EXERCISE DATA:
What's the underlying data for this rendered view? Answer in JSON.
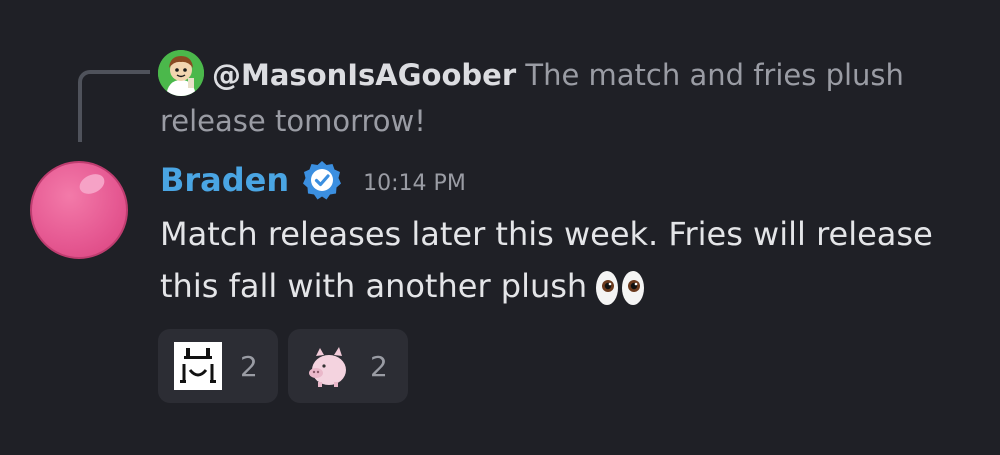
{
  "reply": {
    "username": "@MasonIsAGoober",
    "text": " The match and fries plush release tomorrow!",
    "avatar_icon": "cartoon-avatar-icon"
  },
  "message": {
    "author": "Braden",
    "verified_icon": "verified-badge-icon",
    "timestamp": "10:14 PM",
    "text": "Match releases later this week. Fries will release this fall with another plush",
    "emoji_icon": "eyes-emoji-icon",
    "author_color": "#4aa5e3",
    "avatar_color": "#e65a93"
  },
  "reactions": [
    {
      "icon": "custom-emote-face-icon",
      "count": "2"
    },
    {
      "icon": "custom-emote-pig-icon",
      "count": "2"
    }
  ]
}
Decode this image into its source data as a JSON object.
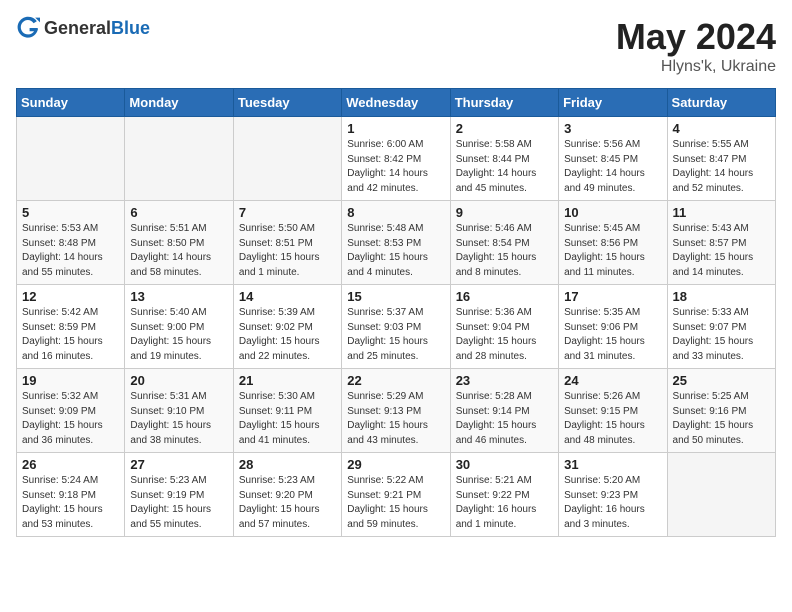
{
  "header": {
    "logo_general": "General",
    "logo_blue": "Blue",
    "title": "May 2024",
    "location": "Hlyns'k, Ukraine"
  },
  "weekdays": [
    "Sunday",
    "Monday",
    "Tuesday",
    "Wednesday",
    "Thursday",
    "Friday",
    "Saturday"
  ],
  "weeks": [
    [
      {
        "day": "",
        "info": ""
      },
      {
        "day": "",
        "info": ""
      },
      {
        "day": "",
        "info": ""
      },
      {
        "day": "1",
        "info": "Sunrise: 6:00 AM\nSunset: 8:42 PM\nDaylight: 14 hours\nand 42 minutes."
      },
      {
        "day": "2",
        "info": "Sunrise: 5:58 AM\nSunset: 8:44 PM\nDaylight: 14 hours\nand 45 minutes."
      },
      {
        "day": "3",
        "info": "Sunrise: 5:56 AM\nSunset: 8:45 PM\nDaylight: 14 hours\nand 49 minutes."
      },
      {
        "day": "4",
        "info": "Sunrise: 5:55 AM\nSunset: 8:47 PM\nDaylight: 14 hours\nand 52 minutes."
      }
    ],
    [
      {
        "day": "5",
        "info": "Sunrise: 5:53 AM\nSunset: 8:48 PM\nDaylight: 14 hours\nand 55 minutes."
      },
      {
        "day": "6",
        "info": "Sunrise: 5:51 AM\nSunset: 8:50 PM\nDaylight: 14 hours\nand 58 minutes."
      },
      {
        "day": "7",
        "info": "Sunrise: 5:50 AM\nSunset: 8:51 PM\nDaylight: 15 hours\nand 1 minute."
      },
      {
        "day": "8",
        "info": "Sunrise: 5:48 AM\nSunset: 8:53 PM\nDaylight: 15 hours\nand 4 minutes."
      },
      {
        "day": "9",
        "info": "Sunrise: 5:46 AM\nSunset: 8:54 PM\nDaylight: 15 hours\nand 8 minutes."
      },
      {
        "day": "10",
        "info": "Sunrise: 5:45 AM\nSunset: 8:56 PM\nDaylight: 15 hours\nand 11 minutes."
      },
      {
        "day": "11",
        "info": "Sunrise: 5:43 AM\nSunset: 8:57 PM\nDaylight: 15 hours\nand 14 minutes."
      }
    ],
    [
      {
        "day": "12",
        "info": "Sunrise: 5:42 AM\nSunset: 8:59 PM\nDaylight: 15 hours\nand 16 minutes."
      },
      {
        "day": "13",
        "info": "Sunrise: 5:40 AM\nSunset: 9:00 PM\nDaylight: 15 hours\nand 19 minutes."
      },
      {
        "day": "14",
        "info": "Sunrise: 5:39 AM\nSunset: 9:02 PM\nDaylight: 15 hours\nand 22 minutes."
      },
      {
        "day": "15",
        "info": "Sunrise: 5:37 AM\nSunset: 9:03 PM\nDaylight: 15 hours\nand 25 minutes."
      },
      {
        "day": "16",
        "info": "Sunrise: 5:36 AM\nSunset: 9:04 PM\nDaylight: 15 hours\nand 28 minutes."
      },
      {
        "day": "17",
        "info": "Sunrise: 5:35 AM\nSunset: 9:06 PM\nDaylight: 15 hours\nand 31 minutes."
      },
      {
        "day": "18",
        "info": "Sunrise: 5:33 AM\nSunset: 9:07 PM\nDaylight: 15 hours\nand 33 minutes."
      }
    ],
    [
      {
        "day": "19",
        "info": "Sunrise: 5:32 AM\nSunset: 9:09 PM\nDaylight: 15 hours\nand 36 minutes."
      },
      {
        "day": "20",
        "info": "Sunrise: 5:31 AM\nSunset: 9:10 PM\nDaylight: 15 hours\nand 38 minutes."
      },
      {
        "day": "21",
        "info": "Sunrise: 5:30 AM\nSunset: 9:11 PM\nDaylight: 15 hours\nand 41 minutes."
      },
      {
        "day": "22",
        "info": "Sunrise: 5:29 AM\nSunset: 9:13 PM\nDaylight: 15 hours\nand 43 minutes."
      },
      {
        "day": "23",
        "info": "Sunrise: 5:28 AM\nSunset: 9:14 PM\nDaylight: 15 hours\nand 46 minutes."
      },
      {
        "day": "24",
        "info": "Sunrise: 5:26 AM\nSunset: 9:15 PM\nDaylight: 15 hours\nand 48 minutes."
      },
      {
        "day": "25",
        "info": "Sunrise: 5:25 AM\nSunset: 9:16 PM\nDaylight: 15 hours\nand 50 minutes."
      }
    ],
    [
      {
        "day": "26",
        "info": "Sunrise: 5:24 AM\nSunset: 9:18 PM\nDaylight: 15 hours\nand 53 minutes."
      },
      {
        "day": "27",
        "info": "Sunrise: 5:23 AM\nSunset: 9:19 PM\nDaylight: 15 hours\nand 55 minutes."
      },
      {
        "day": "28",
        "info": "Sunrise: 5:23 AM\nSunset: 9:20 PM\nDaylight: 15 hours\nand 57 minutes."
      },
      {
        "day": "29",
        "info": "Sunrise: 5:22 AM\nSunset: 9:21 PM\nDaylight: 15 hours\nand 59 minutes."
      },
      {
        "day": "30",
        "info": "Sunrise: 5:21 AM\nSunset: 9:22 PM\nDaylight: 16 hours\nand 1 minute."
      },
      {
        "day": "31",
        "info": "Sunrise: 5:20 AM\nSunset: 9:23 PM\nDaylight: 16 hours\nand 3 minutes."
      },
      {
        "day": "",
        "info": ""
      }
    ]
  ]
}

WORK REQUIRED:
Leave out the pictures and transcribe everything else exactly.

SOLUTION TO THIS EXERCISE:
What's the underlying data for this rendered view? Answer in JSON.
{
  "reply": {
    "username": "@MasonIsAGoober",
    "text": " The match and fries plush release tomorrow!",
    "avatar_icon": "cartoon-avatar-icon"
  },
  "message": {
    "author": "Braden",
    "verified_icon": "verified-badge-icon",
    "timestamp": "10:14 PM",
    "text": "Match releases later this week. Fries will release this fall with another plush",
    "emoji_icon": "eyes-emoji-icon",
    "author_color": "#4aa5e3",
    "avatar_color": "#e65a93"
  },
  "reactions": [
    {
      "icon": "custom-emote-face-icon",
      "count": "2"
    },
    {
      "icon": "custom-emote-pig-icon",
      "count": "2"
    }
  ]
}
Decode this image into its source data as a JSON object.
{
  "header": {
    "logo_general": "General",
    "logo_blue": "Blue",
    "title": "May 2024",
    "location": "Hlyns'k, Ukraine"
  },
  "weekdays": [
    "Sunday",
    "Monday",
    "Tuesday",
    "Wednesday",
    "Thursday",
    "Friday",
    "Saturday"
  ],
  "weeks": [
    [
      {
        "day": "",
        "info": ""
      },
      {
        "day": "",
        "info": ""
      },
      {
        "day": "",
        "info": ""
      },
      {
        "day": "1",
        "info": "Sunrise: 6:00 AM\nSunset: 8:42 PM\nDaylight: 14 hours\nand 42 minutes."
      },
      {
        "day": "2",
        "info": "Sunrise: 5:58 AM\nSunset: 8:44 PM\nDaylight: 14 hours\nand 45 minutes."
      },
      {
        "day": "3",
        "info": "Sunrise: 5:56 AM\nSunset: 8:45 PM\nDaylight: 14 hours\nand 49 minutes."
      },
      {
        "day": "4",
        "info": "Sunrise: 5:55 AM\nSunset: 8:47 PM\nDaylight: 14 hours\nand 52 minutes."
      }
    ],
    [
      {
        "day": "5",
        "info": "Sunrise: 5:53 AM\nSunset: 8:48 PM\nDaylight: 14 hours\nand 55 minutes."
      },
      {
        "day": "6",
        "info": "Sunrise: 5:51 AM\nSunset: 8:50 PM\nDaylight: 14 hours\nand 58 minutes."
      },
      {
        "day": "7",
        "info": "Sunrise: 5:50 AM\nSunset: 8:51 PM\nDaylight: 15 hours\nand 1 minute."
      },
      {
        "day": "8",
        "info": "Sunrise: 5:48 AM\nSunset: 8:53 PM\nDaylight: 15 hours\nand 4 minutes."
      },
      {
        "day": "9",
        "info": "Sunrise: 5:46 AM\nSunset: 8:54 PM\nDaylight: 15 hours\nand 8 minutes."
      },
      {
        "day": "10",
        "info": "Sunrise: 5:45 AM\nSunset: 8:56 PM\nDaylight: 15 hours\nand 11 minutes."
      },
      {
        "day": "11",
        "info": "Sunrise: 5:43 AM\nSunset: 8:57 PM\nDaylight: 15 hours\nand 14 minutes."
      }
    ],
    [
      {
        "day": "12",
        "info": "Sunrise: 5:42 AM\nSunset: 8:59 PM\nDaylight: 15 hours\nand 16 minutes."
      },
      {
        "day": "13",
        "info": "Sunrise: 5:40 AM\nSunset: 9:00 PM\nDaylight: 15 hours\nand 19 minutes."
      },
      {
        "day": "14",
        "info": "Sunrise: 5:39 AM\nSunset: 9:02 PM\nDaylight: 15 hours\nand 22 minutes."
      },
      {
        "day": "15",
        "info": "Sunrise: 5:37 AM\nSunset: 9:03 PM\nDaylight: 15 hours\nand 25 minutes."
      },
      {
        "day": "16",
        "info": "Sunrise: 5:36 AM\nSunset: 9:04 PM\nDaylight: 15 hours\nand 28 minutes."
      },
      {
        "day": "17",
        "info": "Sunrise: 5:35 AM\nSunset: 9:06 PM\nDaylight: 15 hours\nand 31 minutes."
      },
      {
        "day": "18",
        "info": "Sunrise: 5:33 AM\nSunset: 9:07 PM\nDaylight: 15 hours\nand 33 minutes."
      }
    ],
    [
      {
        "day": "19",
        "info": "Sunrise: 5:32 AM\nSunset: 9:09 PM\nDaylight: 15 hours\nand 36 minutes."
      },
      {
        "day": "20",
        "info": "Sunrise: 5:31 AM\nSunset: 9:10 PM\nDaylight: 15 hours\nand 38 minutes."
      },
      {
        "day": "21",
        "info": "Sunrise: 5:30 AM\nSunset: 9:11 PM\nDaylight: 15 hours\nand 41 minutes."
      },
      {
        "day": "22",
        "info": "Sunrise: 5:29 AM\nSunset: 9:13 PM\nDaylight: 15 hours\nand 43 minutes."
      },
      {
        "day": "23",
        "info": "Sunrise: 5:28 AM\nSunset: 9:14 PM\nDaylight: 15 hours\nand 46 minutes."
      },
      {
        "day": "24",
        "info": "Sunrise: 5:26 AM\nSunset: 9:15 PM\nDaylight: 15 hours\nand 48 minutes."
      },
      {
        "day": "25",
        "info": "Sunrise: 5:25 AM\nSunset: 9:16 PM\nDaylight: 15 hours\nand 50 minutes."
      }
    ],
    [
      {
        "day": "26",
        "info": "Sunrise: 5:24 AM\nSunset: 9:18 PM\nDaylight: 15 hours\nand 53 minutes."
      },
      {
        "day": "27",
        "info": "Sunrise: 5:23 AM\nSunset: 9:19 PM\nDaylight: 15 hours\nand 55 minutes."
      },
      {
        "day": "28",
        "info": "Sunrise: 5:23 AM\nSunset: 9:20 PM\nDaylight: 15 hours\nand 57 minutes."
      },
      {
        "day": "29",
        "info": "Sunrise: 5:22 AM\nSunset: 9:21 PM\nDaylight: 15 hours\nand 59 minutes."
      },
      {
        "day": "30",
        "info": "Sunrise: 5:21 AM\nSunset: 9:22 PM\nDaylight: 16 hours\nand 1 minute."
      },
      {
        "day": "31",
        "info": "Sunrise: 5:20 AM\nSunset: 9:23 PM\nDaylight: 16 hours\nand 3 minutes."
      },
      {
        "day": "",
        "info": ""
      }
    ]
  ]
}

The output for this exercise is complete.